Source excerpt>
Guest: Mike Anderson, Chief Product Officer, Filevine
Host: Seth Earley, CEO at Earley Information Science
Published on: March 20, 2026
In this episode, Seth Earley speaks with Mike Anderson, Chief Product Officer at Filevine, about what it takes to bring AI into one of the most demanding and high-stakes environments in the enterprise - legal operations. They explore why AI will not replace attorneys but will dramatically extend what legal professionals can accomplish, how real-time deposition analysis is transforming courtroom preparation, and why information architecture remains the critical foundation beneath every AI capability. Mike also shares why the interface - not the model - is the biggest unlock AI offers the legal industry.
Key Takeaways:
Insightful Quotes:
"The demand for legal services already outpaces supply, and it has for some time. We should be talking about the productivity and extensibility of legal professionals - not obsolescence." - Mike Anderson
"If only I had this analysis of the deposition during the deposition. That one customer comment kicked off an entire depositions platform for us." - Mike Anderson
"You still need the is-ness and about-ness. The interface changes, but the underlying information architecture is still what makes AI work correctly." - Seth Earley
Tune in to discover how legal teams are moving past AI skepticism and building the foundations that make AI accurate, trustworthy, and transformative in practice.
Links
LinkedIn: https://www.linkedin.com/in/michael-anderson-374299163/
Website: https://www.filevine.com
Ways to Tune In:
Earley AI Podcast: https://www.earley.com/earley-ai-podcast-home Apple Podcast: https://podcasts.apple.com/podcast/id1586654770 Spotify: https://open.spotify.com/show/5nkcZvVYjHHj6wtBABqLbE iHeart Radio: https://www.iheart.com/podcast/269-earley-ai-podcast-87108370/ Stitcher: https://www.stitcher.com/show/earley-ai-podcast Amazon Music: https://music.amazon.com/podcasts/18524b67-09cf-433f-82db-07b6213ad3ba/earley-ai-podcast Buzzsprout: https://earleyai.buzzsprout.com/
Podcast Transcript: AI in Legal Operations - Accuracy, Trust, and the Interface Revolution
Transcript introduction
This transcript captures a conversation between Seth Earley and Mike Anderson about the unique challenges and opportunities of deploying AI in legal operations. They discuss why the legal industry is past its initial AI skepticism, how real-time deposition analysis is reshaping courtroom preparation, why Boolean and semantic search must coexist, and why information architecture remains the indispensable foundation beneath every AI capability in legal.

Things to do>
A: According to the podcast episode page, what does Mike Anderson say is the biggest unlock AI offers the legal industry?
B: Extend the podcast episode page on AI in legal operations, picking up right after its last sentence.

(Dataset rows)
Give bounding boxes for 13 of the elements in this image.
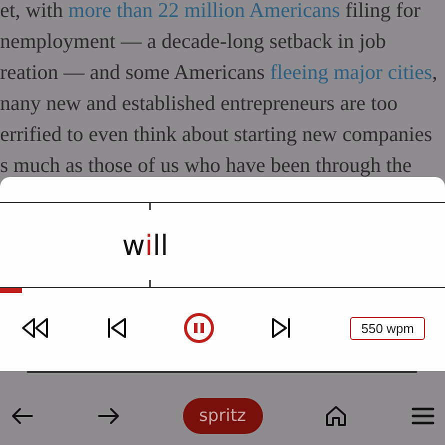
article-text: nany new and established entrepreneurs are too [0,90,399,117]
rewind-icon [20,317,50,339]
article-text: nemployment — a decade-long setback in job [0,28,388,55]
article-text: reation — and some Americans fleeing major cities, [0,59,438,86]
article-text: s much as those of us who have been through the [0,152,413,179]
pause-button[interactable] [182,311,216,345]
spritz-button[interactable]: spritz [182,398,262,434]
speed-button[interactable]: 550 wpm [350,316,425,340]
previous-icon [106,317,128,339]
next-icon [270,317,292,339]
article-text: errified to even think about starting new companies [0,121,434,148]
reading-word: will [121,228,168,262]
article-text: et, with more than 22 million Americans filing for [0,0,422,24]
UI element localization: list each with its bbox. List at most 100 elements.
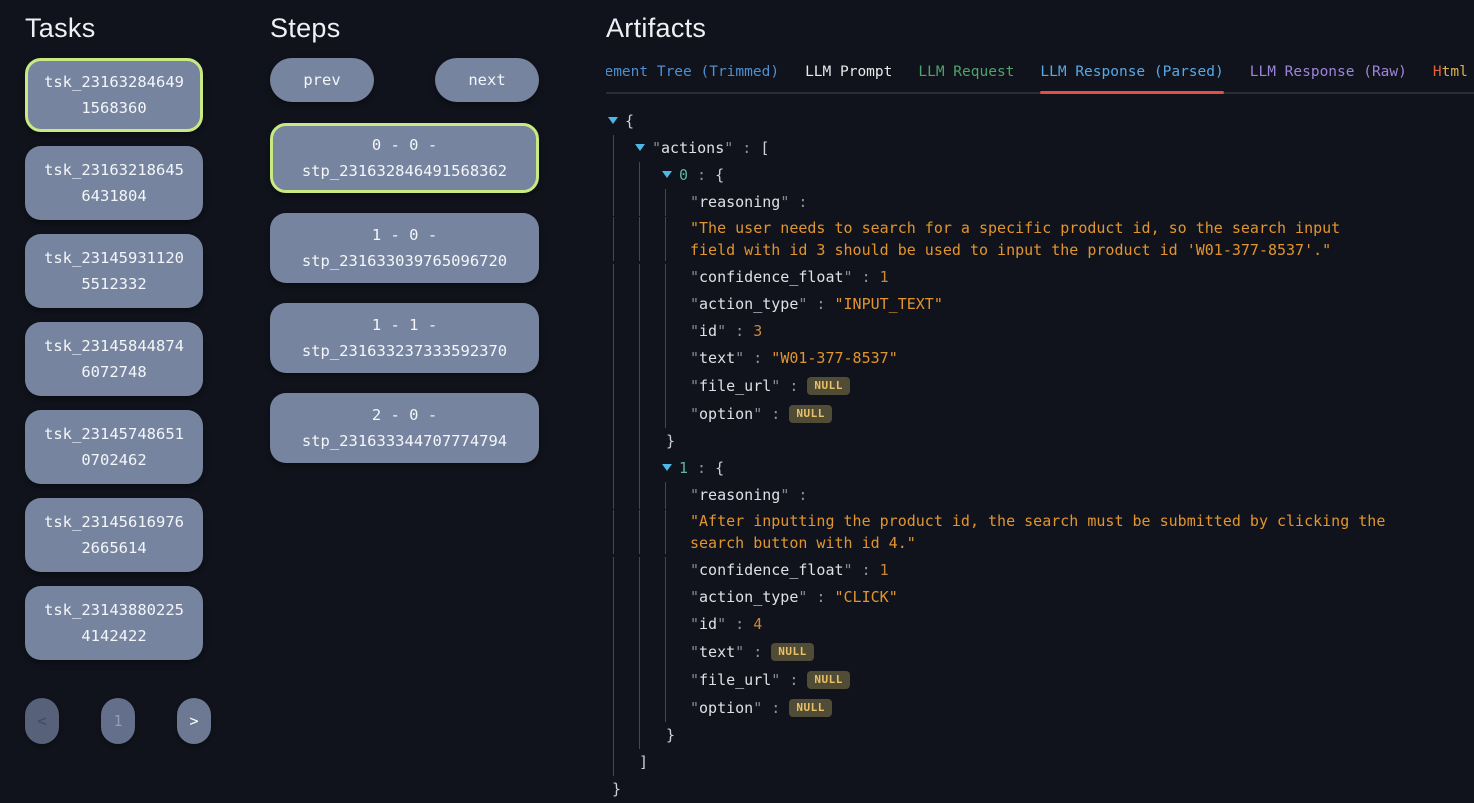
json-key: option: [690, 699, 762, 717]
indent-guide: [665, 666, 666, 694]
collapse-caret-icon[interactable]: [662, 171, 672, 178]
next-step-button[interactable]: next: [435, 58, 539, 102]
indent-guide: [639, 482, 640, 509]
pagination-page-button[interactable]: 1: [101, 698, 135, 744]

Responses to the tasks>
A: The interface, not the model.

B:
Transcript
Seth Earley: Welcome to the Earley AI Podcast. I'm your host, Seth Earley. On the Earley AI Podcast, we talk about how organizations are getting value from AI, how they're running into problems and solving those problems, and how artificial intelligence is reshaping how organizations manage information, process information, and produce value for customers. Today we're looking at one of the most demanding real-world environments for AI - legal operations and litigation workflows. This is a domain where accuracy is critical, context is everything, and trust is not optional. Joining me today is Mike Anderson, Chief Product Officer at Filevine. Mike has spent many years helping legal organizations modernize how they manage cases, documents, deadlines, and workflows. In this conversation, we'll explore what it takes to bring AI into the legal world in a way that is usable, safe, and valuable, and what other industries can learn from those constraints. Mike, welcome to the program.
Mike Anderson: Hi Seth, thanks for having me. Glad to be here.
Seth Earley: I'd like to start with misconceptions. What do people not understand about AI in the legal world? What are the biggest fears or misunderstandings you run into when you talk to firms?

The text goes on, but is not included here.